Dataset records
—————

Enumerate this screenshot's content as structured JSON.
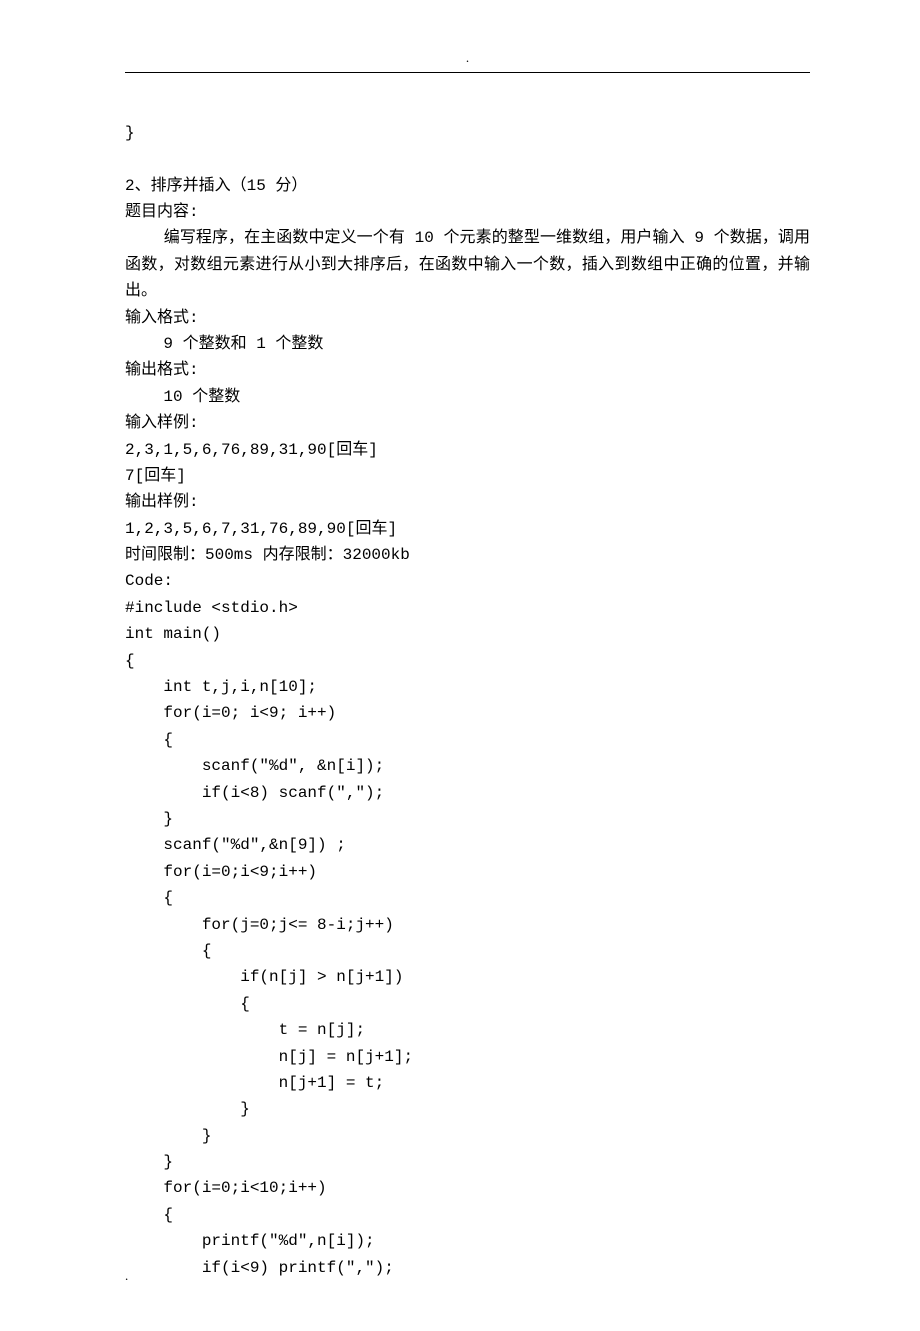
{
  "closing_brace": "}",
  "problem": {
    "number_title": "2、排序并插入（15 分）",
    "section_content_label": "题目内容:",
    "content_body": "    编写程序，在主函数中定义一个有 10 个元素的整型一维数组，用户输入 9 个数据，调用函数，对数组元素进行从小到大排序后，在函数中输入一个数，插入到数组中正确的位置，并输出。",
    "input_format_label": "输入格式:",
    "input_format_body": "    9 个整数和 1 个整数",
    "output_format_label": "输出格式:",
    "output_format_body": "    10 个整数",
    "input_sample_label": "输入样例:",
    "input_sample_line1": "2,3,1,5,6,76,89,31,90[回车]",
    "input_sample_line2": "7[回车]",
    "output_sample_label": "输出样例:",
    "output_sample_line1": "1,2,3,5,6,7,31,76,89,90[回车]",
    "limits": "时间限制：500ms 内存限制：32000kb",
    "code_label": "Code:"
  },
  "code": {
    "l01": "#include <stdio.h>",
    "l02": "int main()",
    "l03": "{",
    "l04": "    int t,j,i,n[10];",
    "l05": "    for(i=0; i<9; i++)",
    "l06": "    {",
    "l07": "        scanf(\"%d\", &n[i]);",
    "l08": "        if(i<8) scanf(\",\");",
    "l09": "    }",
    "l10": "    scanf(\"%d\",&n[9]) ;",
    "l11": "    for(i=0;i<9;i++)",
    "l12": "    {",
    "l13": "        for(j=0;j<= 8-i;j++)",
    "l14": "        {",
    "l15": "            if(n[j] > n[j+1])",
    "l16": "            {",
    "l17": "                t = n[j];",
    "l18": "                n[j] = n[j+1];",
    "l19": "                n[j+1] = t;",
    "l20": "            }",
    "l21": "        }",
    "l22": "    }",
    "l23": "    for(i=0;i<10;i++)",
    "l24": "    {",
    "l25": "        printf(\"%d\",n[i]);",
    "l26": "        if(i<9) printf(\",\");"
  },
  "header_dot": ".",
  "footer_dot": "."
}
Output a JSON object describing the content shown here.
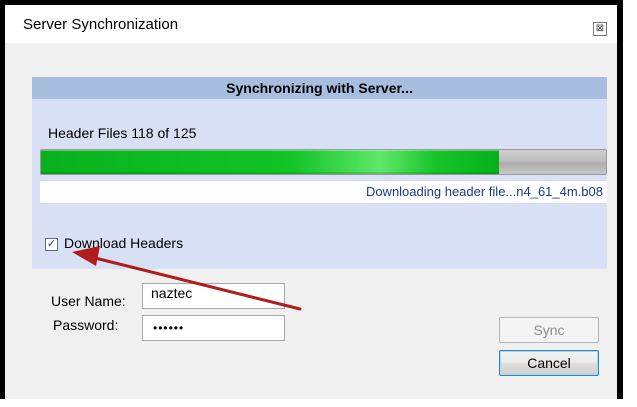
{
  "window": {
    "title": "Server Synchronization",
    "close_icon": "close-icon",
    "close_glyph": "⊠"
  },
  "sync_panel": {
    "header": "Synchronizing with Server...",
    "files_label": "Header Files 118 of 125",
    "progress": 0.81,
    "status": "Downloading header file...n4_61_4m.b08",
    "progress_color": "#12c428"
  },
  "options": {
    "download_headers_label": "Download Headers",
    "download_headers_checked": true,
    "check_glyph": "✓"
  },
  "login": {
    "user_label": "User Name:",
    "user_value": "naztec",
    "password_label": "Password:",
    "password_value": "••••••"
  },
  "buttons": {
    "sync_label": "Sync",
    "sync_enabled": false,
    "cancel_label": "Cancel"
  },
  "annotation": {
    "arrow_color": "#b11d1d"
  }
}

—————

Required work
Only a number is wanted: how many lines of the material above hold "Server"?

Written reply
2